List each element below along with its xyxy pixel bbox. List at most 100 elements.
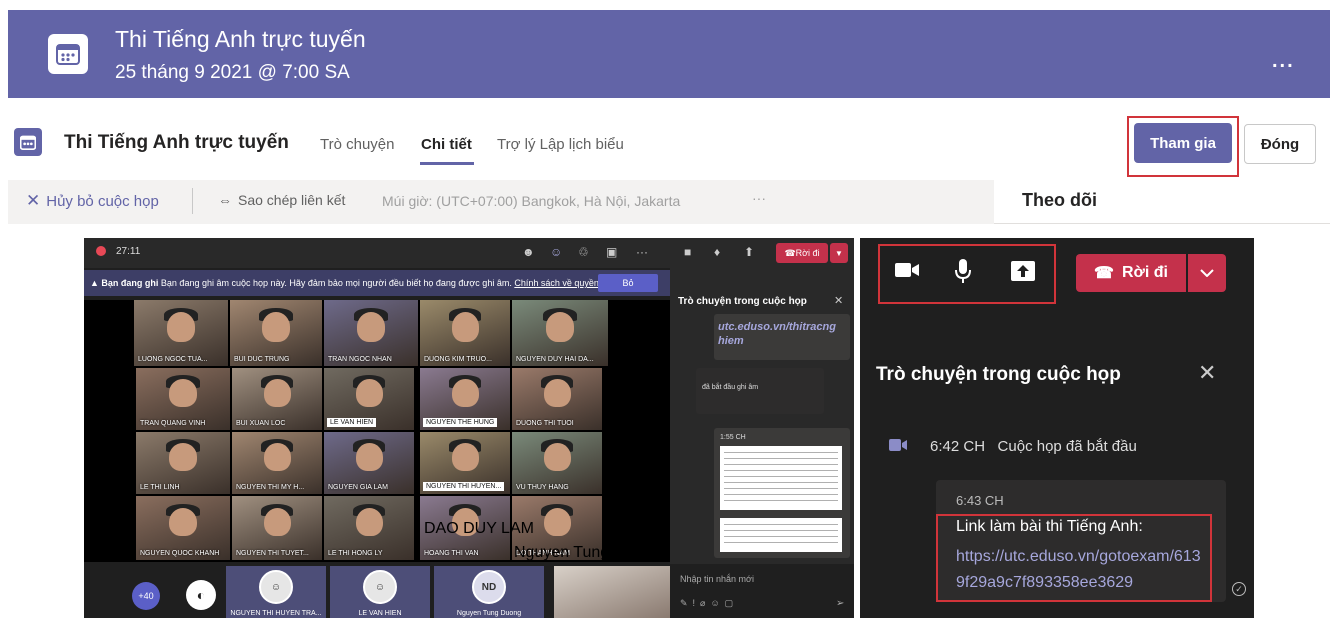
participant-name: NGUYEN DUY HAI DA... bbox=[516, 356, 594, 363]
participant-name: NGUYEN THI MY H... bbox=[236, 484, 305, 491]
mic-icon[interactable]: ♦ bbox=[714, 245, 720, 259]
tab-chat[interactable]: Trò chuyện bbox=[320, 136, 394, 153]
calendar-icon bbox=[48, 34, 88, 74]
calendar-icon bbox=[14, 128, 42, 156]
warning-icon: ▲ bbox=[90, 278, 102, 288]
tab-scheduling-assistant[interactable]: Trợ lý Lập lịch biểu bbox=[497, 136, 624, 153]
meeting-timer: 27:11 bbox=[116, 246, 141, 257]
link-icon: ⇔ bbox=[218, 192, 232, 208]
participant-name: VU THUY HANG bbox=[516, 484, 569, 491]
person-figure bbox=[451, 443, 479, 472]
more-icon[interactable]: ··· bbox=[636, 245, 648, 259]
person-figure bbox=[355, 507, 383, 537]
chat-message: đã bắt đầu ghi âm bbox=[696, 368, 824, 414]
leave-button[interactable]: ☎ Rời đi bbox=[776, 243, 828, 263]
mic-icon[interactable] bbox=[954, 258, 972, 290]
person-figure bbox=[355, 443, 383, 472]
meeting-chat-panel: Trò chuyện trong cuộc họp ✕ utc.eduso.vn… bbox=[670, 268, 854, 618]
leave-options-button[interactable]: ▼ bbox=[830, 243, 848, 263]
chat-link[interactable]: utc.eduso.vn/thitracng hiem bbox=[718, 320, 848, 348]
person-figure bbox=[263, 507, 291, 537]
person-figure bbox=[168, 379, 198, 408]
camera-icon[interactable]: ■ bbox=[684, 245, 691, 259]
participant-video-tile: NGUYEN THI MY H... bbox=[232, 432, 322, 494]
meeting-screenshot: 27:11 ☻ ☺ ♲ ▣ ··· ■ ♦ ⬆ ☎ Rời đi ▼ ▲ Bạn… bbox=[84, 238, 854, 618]
chat-panel-title: Trò chuyện trong cuộc họp bbox=[876, 364, 1121, 385]
cancel-meeting-button[interactable]: ✕ Hủy bỏ cuộc họp bbox=[26, 191, 159, 211]
participant-name: BUI XUAN LOC bbox=[236, 420, 286, 427]
compose-tools-icons[interactable]: ✎!⌀☺▢ bbox=[680, 598, 738, 609]
participant-avatar[interactable]: ◐ bbox=[186, 580, 216, 610]
person-figure bbox=[168, 443, 198, 472]
participant-name: NGUYEN THI HUYEN... bbox=[423, 482, 505, 491]
participant-video-tile: NGUYEN GIA LAM bbox=[324, 432, 414, 494]
meeting-started-icon bbox=[888, 436, 908, 459]
avatar: ND bbox=[472, 570, 506, 604]
participant-name: HOANG THI VAN bbox=[424, 550, 479, 557]
send-icon[interactable]: ➢ bbox=[836, 598, 844, 609]
banner-title: Thi Tiếng Anh trực tuyến bbox=[115, 26, 366, 52]
close-button[interactable]: Đóng bbox=[1244, 124, 1316, 164]
participant-tile: ☺ LE VAN HIEN bbox=[330, 566, 430, 618]
leave-button[interactable]: ☎ Rời đi bbox=[1076, 254, 1186, 292]
person-figure bbox=[543, 379, 571, 408]
person-figure bbox=[263, 443, 291, 472]
person-figure bbox=[543, 443, 571, 472]
participant-video-tile: NGUYEN THI TUYET... bbox=[232, 496, 322, 560]
copy-link-button[interactable]: ⇔ Sao chép liên kết bbox=[218, 192, 345, 208]
more-participants-badge[interactable]: +40 bbox=[132, 582, 160, 610]
share-icon[interactable]: ⬆ bbox=[744, 245, 754, 259]
meeting-banner: Thi Tiếng Anh trực tuyến 25 tháng 9 2021… bbox=[8, 10, 1330, 98]
participant-video-tile: TRAN NGOC NHAN bbox=[324, 300, 418, 366]
participant-video-tile: NGUYEN QUOC KHANH bbox=[136, 496, 230, 560]
tab-details[interactable]: Chi tiết bbox=[421, 136, 472, 153]
follow-title: Theo dõi bbox=[1022, 190, 1097, 210]
presenter-video bbox=[554, 566, 670, 618]
more-options-button[interactable]: ... bbox=[1272, 50, 1295, 73]
message-input[interactable]: Nhập tin nhắn mới bbox=[680, 574, 754, 584]
exam-link[interactable]: https://utc.eduso.vn/gotoexam/6139f29a9c… bbox=[956, 544, 1206, 596]
participant-video-tile: LE VAN HIEN bbox=[324, 368, 414, 430]
reactions-icon[interactable]: ♲ bbox=[578, 245, 589, 259]
rooms-icon[interactable]: ▣ bbox=[606, 245, 617, 259]
participant-name: NGUYEN QUOC KHANH bbox=[140, 550, 220, 557]
participant-name: TRAN NGOC NHAN bbox=[328, 356, 392, 363]
toolbar-more-button[interactable]: ··· bbox=[752, 190, 766, 206]
participant-video-tile: LE THI LINH bbox=[136, 432, 230, 494]
person-figure bbox=[168, 507, 198, 537]
chat-message: 1:55 CH bbox=[714, 428, 850, 558]
close-icon[interactable]: ✕ bbox=[1198, 360, 1216, 386]
camera-icon[interactable] bbox=[894, 260, 920, 286]
leave-options-button[interactable] bbox=[1188, 254, 1226, 292]
timezone-selector[interactable]: Múi giờ: (UTC+07:00) Bangkok, Hà Nội, Ja… bbox=[382, 193, 680, 209]
participant-video-tile: LE THI HONG LY bbox=[324, 496, 414, 560]
participant-video-tile: BUI DUC TRUNG bbox=[230, 300, 322, 366]
chat-icon[interactable]: ☺ bbox=[550, 245, 562, 259]
participant-video-tile: VU THUY HANG bbox=[512, 432, 602, 494]
participant-name: BUI DUC TRUNG bbox=[234, 356, 290, 363]
read-receipt-icon: ✓ bbox=[1232, 582, 1246, 596]
image-attachment[interactable] bbox=[720, 518, 842, 552]
meeting-control-bar bbox=[84, 238, 854, 268]
share-screen-icon[interactable] bbox=[1010, 260, 1036, 288]
dismiss-warning-button[interactable]: Bỏ bbox=[598, 274, 658, 292]
person-figure bbox=[543, 507, 571, 537]
join-button[interactable]: Tham gia bbox=[1134, 123, 1232, 163]
participant-video-tile: DUONG KIM TRUO... bbox=[420, 300, 510, 366]
chat-panel-title: Trò chuyện trong cuộc họp bbox=[678, 296, 807, 307]
message-time: 6:43 CH bbox=[956, 493, 1004, 508]
person-figure bbox=[355, 379, 383, 408]
meeting-title: Thi Tiếng Anh trực tuyến bbox=[64, 132, 289, 153]
participant-name: NGUYEN THE HUNG bbox=[423, 418, 498, 427]
close-icon[interactable]: ✕ bbox=[834, 294, 843, 307]
participant-name: NGUYEN GIA LAM bbox=[328, 484, 388, 491]
participant-name: DUONG THI TUOI bbox=[516, 420, 574, 427]
person-figure bbox=[166, 311, 196, 342]
banner-date: 25 tháng 9 2021 @ 7:00 SA bbox=[115, 62, 350, 83]
toolbar-divider bbox=[192, 188, 193, 214]
participant-video-tile: NGUYEN THE HUNG bbox=[420, 368, 510, 430]
image-attachment[interactable] bbox=[720, 446, 842, 510]
participant-name: DAO DUY LAM bbox=[424, 520, 534, 537]
participant-name: TRAN QUANG VINH bbox=[140, 420, 206, 427]
participants-icon[interactable]: ☻ bbox=[522, 245, 535, 259]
# # # # #
Set problem: Write out the part of the records that opens with the line containing "participant-name: NGUYEN DUY" and closes with the line containing "598, 738, 609]", with every "person-figure" changed to "human-silhouette" and nothing else altered.

Answer to this task:
participant-name: NGUYEN DUY HAI DA... bbox=[516, 356, 594, 363]
participant-name: NGUYEN THI MY H... bbox=[236, 484, 305, 491]
mic-icon[interactable]: ♦ bbox=[714, 245, 720, 259]
tab-chat[interactable]: Trò chuyện bbox=[320, 136, 394, 153]
calendar-icon bbox=[48, 34, 88, 74]
calendar-icon bbox=[14, 128, 42, 156]
warning-icon: ▲ bbox=[90, 278, 102, 288]
tab-scheduling-assistant[interactable]: Trợ lý Lập lịch biểu bbox=[497, 136, 624, 153]
meeting-timer: 27:11 bbox=[116, 246, 141, 257]
link-icon: ⇔ bbox=[218, 192, 232, 208]
participant-name: VU THUY HANG bbox=[516, 484, 569, 491]
human-silhouette bbox=[451, 443, 479, 472]
more-icon[interactable]: ··· bbox=[636, 245, 648, 259]
human-silhouette bbox=[355, 507, 383, 537]
chat-message: đã bắt đầu ghi âm bbox=[696, 368, 824, 414]
leave-button[interactable]: ☎ Rời đi bbox=[776, 243, 828, 263]
mic-icon[interactable] bbox=[954, 258, 972, 290]
human-silhouette bbox=[355, 443, 383, 472]
meeting-chat-panel: Trò chuyện trong cuộc họp ✕ utc.eduso.vn… bbox=[670, 268, 854, 618]
leave-options-button[interactable]: ▼ bbox=[830, 243, 848, 263]
chat-link[interactable]: utc.eduso.vn/thitracng hiem bbox=[718, 320, 848, 348]
human-silhouette bbox=[263, 507, 291, 537]
human-silhouette bbox=[168, 379, 198, 408]
camera-icon[interactable]: ■ bbox=[684, 245, 691, 259]
participant-video-tile: NGUYEN THI MY H... bbox=[232, 432, 322, 494]
meeting-screenshot: 27:11 ☻ ☺ ♲ ▣ ··· ■ ♦ ⬆ ☎ Rời đi ▼ ▲ Bạn… bbox=[84, 238, 854, 618]
chat-panel-title: Trò chuyện trong cuộc họp bbox=[876, 364, 1121, 385]
cancel-meeting-button[interactable]: ✕ Hủy bỏ cuộc họp bbox=[26, 191, 159, 211]
participant-name: BUI XUAN LOC bbox=[236, 420, 286, 427]
compose-tools-icons[interactable]: ✎!⌀☺▢ bbox=[680, 598, 738, 609]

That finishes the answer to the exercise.